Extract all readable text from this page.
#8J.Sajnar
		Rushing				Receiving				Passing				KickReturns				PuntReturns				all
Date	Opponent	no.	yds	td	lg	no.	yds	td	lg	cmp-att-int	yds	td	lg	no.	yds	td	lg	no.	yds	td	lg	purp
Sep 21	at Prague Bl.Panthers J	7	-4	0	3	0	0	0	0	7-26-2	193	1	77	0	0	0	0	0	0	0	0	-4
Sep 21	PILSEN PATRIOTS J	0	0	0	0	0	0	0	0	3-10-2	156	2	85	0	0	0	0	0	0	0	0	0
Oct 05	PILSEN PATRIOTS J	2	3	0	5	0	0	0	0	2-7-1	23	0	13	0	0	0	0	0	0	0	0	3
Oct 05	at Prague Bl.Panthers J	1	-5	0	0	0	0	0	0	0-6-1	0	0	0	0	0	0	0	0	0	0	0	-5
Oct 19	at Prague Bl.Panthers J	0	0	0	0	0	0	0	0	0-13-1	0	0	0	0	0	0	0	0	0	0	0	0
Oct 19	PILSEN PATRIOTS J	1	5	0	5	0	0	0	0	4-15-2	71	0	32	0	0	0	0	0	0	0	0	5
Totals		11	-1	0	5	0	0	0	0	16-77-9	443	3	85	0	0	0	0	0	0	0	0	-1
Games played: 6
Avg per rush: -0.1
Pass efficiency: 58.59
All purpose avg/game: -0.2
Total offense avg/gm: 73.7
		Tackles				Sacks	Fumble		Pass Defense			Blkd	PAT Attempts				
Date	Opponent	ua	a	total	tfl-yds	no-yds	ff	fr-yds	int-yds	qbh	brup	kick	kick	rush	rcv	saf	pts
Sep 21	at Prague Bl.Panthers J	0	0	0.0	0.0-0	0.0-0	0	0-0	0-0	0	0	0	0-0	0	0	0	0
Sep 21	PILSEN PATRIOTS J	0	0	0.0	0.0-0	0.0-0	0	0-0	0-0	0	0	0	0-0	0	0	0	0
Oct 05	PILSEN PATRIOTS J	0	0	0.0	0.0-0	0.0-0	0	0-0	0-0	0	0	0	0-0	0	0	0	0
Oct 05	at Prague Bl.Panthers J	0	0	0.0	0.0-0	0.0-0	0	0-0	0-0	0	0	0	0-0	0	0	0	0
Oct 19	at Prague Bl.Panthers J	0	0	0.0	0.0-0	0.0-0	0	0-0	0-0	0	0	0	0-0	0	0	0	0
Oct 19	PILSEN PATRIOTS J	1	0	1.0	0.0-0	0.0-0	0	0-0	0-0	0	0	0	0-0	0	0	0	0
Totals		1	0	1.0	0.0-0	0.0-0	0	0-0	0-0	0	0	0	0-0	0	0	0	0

○ ○ ○

List every line in the records above that contains the word "Opponent".

Date	Opponent	no.	yds	td	lg	no.	yds	td	lg	cmp-att-int	yds	td	lg	no.	yds	td	lg	no.	yds	td	lg	purp
Date	Opponent	ua	a	total	tfl-yds	no-yds	ff	fr-yds	int-yds	qbh	brup	kick	kick	rush	rcv	saf	pts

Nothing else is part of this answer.